Copy out all lines of the records in which the word "investitsiyasini" appears.

▶ [Entries provided]:
####################
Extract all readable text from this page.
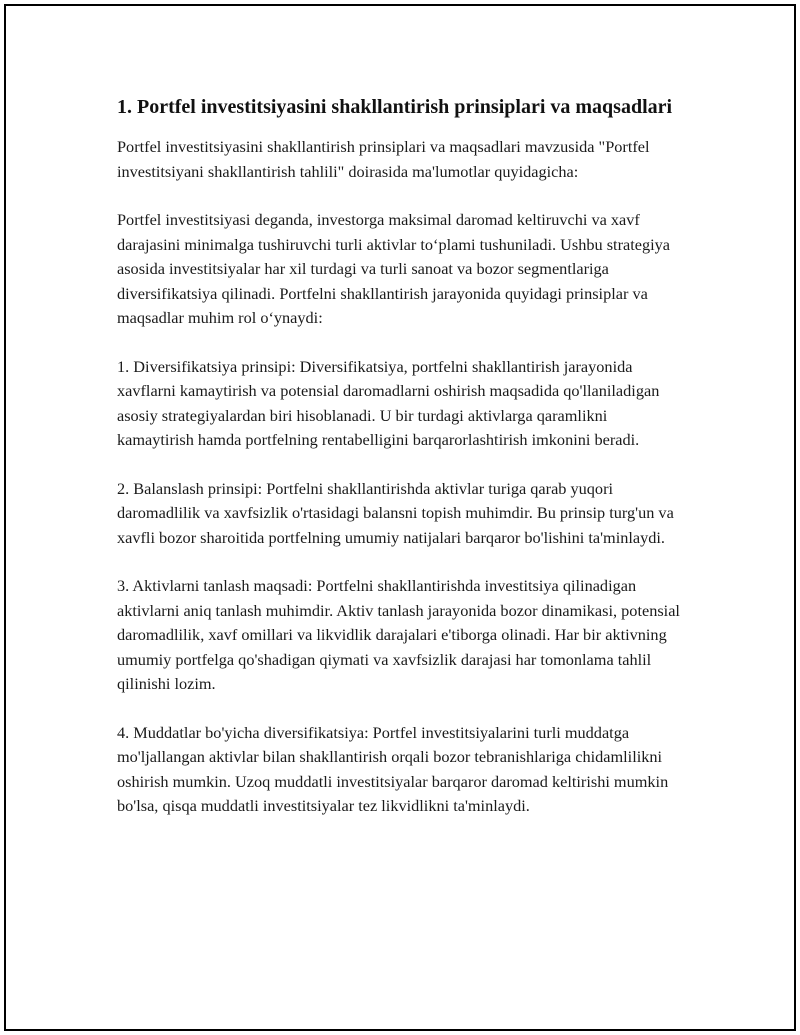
1. Portfel investitsiyasini shakllantirish prinsiplari va maqsadlari

Portfel investitsiyasini shakllantirish prinsiplari va maqsadlari mavzusida "Portfel investitsiyani shakllantirish tahlili" doirasida ma'lumotlar quyidagicha:

Portfel investitsiyasi deganda, investorga maksimal daromad keltiruvchi va xavf darajasini minimalga tushiruvchi turli aktivlar to‘plami tushuniladi. Ushbu strategiya asosida investitsiyalar har xil turdagi va turli sanoat va bozor segmentlariga diversifikatsiya qilinadi. Portfelni shakllantirish jarayonida quyidagi prinsiplar va maqsadlar muhim rol o‘ynaydi:

1. Diversifikatsiya prinsipi: Diversifikatsiya, portfelni shakllantirish jarayonida xavflarni kamaytirish va potensial daromadlarni oshirish maqsadida qo'llaniladigan asosiy strategiyalardan biri hisoblanadi. U bir turdagi aktivlarga qaramlikni kamaytirish hamda portfelning rentabelligini barqarorlashtirish imkonini beradi.

2. Balanslash prinsipi: Portfelni shakllantirishda aktivlar turiga qarab yuqori daromadlilik va xavfsizlik o'rtasidagi balansni topish muhimdir. Bu prinsip turg'un va xavfli bozor sharoitida portfelning umumiy natijalari barqaror bo'lishini ta'minlaydi.

3. Aktivlarni tanlash maqsadi: Portfelni shakllantirishda investitsiya qilinadigan aktivlarni aniq tanlash muhimdir. Aktiv tanlash jarayonida bozor dinamikasi, potensial daromadlilik, xavf omillari va likvidlik darajalari e'tiborga olinadi. Har bir aktivning umumiy portfelga qo'shadigan qiymati va xavfsizlik darajasi har tomonlama tahlil qilinishi lozim.

4. Muddatlar bo'yicha diversifikatsiya: Portfel investitsiyalarini turli muddatga mo'ljallangan aktivlar bilan shakllantirish orqali bozor tebranishlariga chidamlilikni oshirish mumkin. Uzoq muddatli investitsiyalar barqaror daromad keltirishi mumkin bo'lsa, qisqa muddatli investitsiyalar tez likvidlikni ta'minlaydi.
####################
▶ [Answer for this exercise]:
1. Portfel investitsiyasini shakllantirish prinsiplari va maqsadlari
Portfel investitsiyasini shakllantirish prinsiplari va maqsadlari mavzusida "Portfel investitsiyani shakllantirish tahlili" doirasida ma'lumotlar quyidagicha:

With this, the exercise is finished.